** Opening PASSAGE TO READ block **
Il faut dire merci a la vie pour ce qu'elle nous donne.

We have to say thank you to Life for what She gives us.

- Pierre Rabhi -






January 18, 2011

Paying for Attention

I sit at a table, hands beading sweat in nervousness, a white twenty-four-year-old American amongst mostly middle-aged African men. Many of the Malian women here bear small children wrapped tightly to their backs with bright West African fabric, most making themselves look small and unassuming at the periphery of this conference. I want to ask them a question that will undoubtedly elicit a response that makes my stomach knot. A white banner streams in the background, half-lit by the brutal sun under a canopy of mango trees, bearing the words “Espacement de Naissance et Planification Familiale” – Birth Spacing and Family Planning. To my right sits a thick-spectacled, weathered man – an Imam, or Muslim spiritual leader. On the other side, a female radio-journalist. Across from me is a traditional medicinal healer, next to him the mayor and a local doctor. I look at these men and women and want to ask:

“How many children have you lost in your lifetime?”

Many couples here would respond with a figure around two or three, all children who died in the first few years of their lives or during birth.

“How many of you have sisters, mothers, wives, friends who died during childbirth?”

According to Amnesty International, every ninety seconds a woman somewhere in the world dies giving birth.

But before I can ask these questions, I am met with a question of their own: “When do we get paid for being here?”
** Closing PASSAGE TO READ block **
** Opening PROVIDED DATA block **
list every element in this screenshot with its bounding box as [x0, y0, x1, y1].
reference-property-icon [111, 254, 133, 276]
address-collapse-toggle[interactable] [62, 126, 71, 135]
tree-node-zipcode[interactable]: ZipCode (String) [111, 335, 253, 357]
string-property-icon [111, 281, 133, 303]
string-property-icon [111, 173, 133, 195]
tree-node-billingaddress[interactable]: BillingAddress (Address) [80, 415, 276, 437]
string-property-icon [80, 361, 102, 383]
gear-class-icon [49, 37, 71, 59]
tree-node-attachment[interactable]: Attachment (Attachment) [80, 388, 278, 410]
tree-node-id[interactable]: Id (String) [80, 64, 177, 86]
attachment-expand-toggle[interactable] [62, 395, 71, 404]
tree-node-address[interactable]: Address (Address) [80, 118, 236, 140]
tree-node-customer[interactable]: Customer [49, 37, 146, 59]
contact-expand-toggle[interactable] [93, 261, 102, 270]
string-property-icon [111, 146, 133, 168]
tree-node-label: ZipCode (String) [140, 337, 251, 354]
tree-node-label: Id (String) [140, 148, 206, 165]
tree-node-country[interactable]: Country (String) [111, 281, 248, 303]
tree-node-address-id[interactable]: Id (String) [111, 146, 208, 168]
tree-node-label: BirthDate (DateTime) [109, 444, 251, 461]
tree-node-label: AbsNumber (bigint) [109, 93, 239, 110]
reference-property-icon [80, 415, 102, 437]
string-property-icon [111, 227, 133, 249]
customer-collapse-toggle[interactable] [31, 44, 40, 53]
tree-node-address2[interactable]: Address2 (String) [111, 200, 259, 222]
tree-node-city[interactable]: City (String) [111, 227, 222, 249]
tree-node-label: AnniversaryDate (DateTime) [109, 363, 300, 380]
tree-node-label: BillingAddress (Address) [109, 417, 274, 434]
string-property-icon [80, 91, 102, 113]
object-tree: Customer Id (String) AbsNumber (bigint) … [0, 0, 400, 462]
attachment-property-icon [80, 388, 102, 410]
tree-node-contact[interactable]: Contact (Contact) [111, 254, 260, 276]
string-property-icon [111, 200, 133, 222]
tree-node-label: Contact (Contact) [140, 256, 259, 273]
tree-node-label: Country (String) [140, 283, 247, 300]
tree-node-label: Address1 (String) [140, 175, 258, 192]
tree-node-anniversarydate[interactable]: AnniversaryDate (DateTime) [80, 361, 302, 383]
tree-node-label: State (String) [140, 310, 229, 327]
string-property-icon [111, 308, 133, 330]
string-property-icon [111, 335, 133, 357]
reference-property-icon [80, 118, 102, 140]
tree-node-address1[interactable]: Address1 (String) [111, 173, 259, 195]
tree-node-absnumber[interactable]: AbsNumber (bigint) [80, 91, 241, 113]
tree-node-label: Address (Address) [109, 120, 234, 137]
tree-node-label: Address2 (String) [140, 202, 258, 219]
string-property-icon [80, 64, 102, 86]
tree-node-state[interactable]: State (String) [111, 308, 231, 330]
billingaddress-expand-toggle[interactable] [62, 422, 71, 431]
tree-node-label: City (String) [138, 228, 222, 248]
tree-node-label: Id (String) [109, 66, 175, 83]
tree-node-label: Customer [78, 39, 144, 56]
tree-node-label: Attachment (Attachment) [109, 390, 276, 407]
** Closing PROVIDED DATA block **
» QUESTIONS ON THE MATERIAL
**a.** In the Mali conference passage, how often does a woman somewhere in the world die giving birth, according to Amnesty International?
**b.** Summarize the Mali conference passage in two sentences.
**c.** Continue the Mali conference passage from the point at which the text stops.

» TASK RESPONSES
**a.** Every ninety seconds.

**b.** A nervous twenty-four-year-old American sits at a conference on birth spacing and family planning in Mali, among an Imam, a female radio journalist, a traditional healer, the mayor and a local doctor. Before the narrator can ask how many children they have lost or how many women they know who died in childbirth, the attendees ask when they will be paid for being there.

**c.**
Every one of the more than 120 people assembled here will receive the equivalent of 10 US dollars per day to be asked these questions. We are paying for their attention, because otherwise, in this patronage-based, foreign aid- and colonialism-corrupted system we have helped to create, many would not be present.

Everyone here has a different price tag for their attention – a certain sum to permit them to think about the fact that many girls here give birth to their first child around the age of 14, that often they will become pregnant again soon after giving birth and may have well over five children in their lifetime, and that very few will do so at anything resembling a modern medical facility.

Later I will meet with a group of media representatives, and they will burst with excitement about radio programs on maternal health and family planning, only to have half of them refuse to return our phone calls when they learn we will not pay for their programs.

A few of the Muslim leaders will tense up and stop listening when they hear we will not pay them to meet with us.

Public officials and even midwives will stir up a frenzy when they learn that their per diem is no greater than that of those lower down the hierarchical ladder.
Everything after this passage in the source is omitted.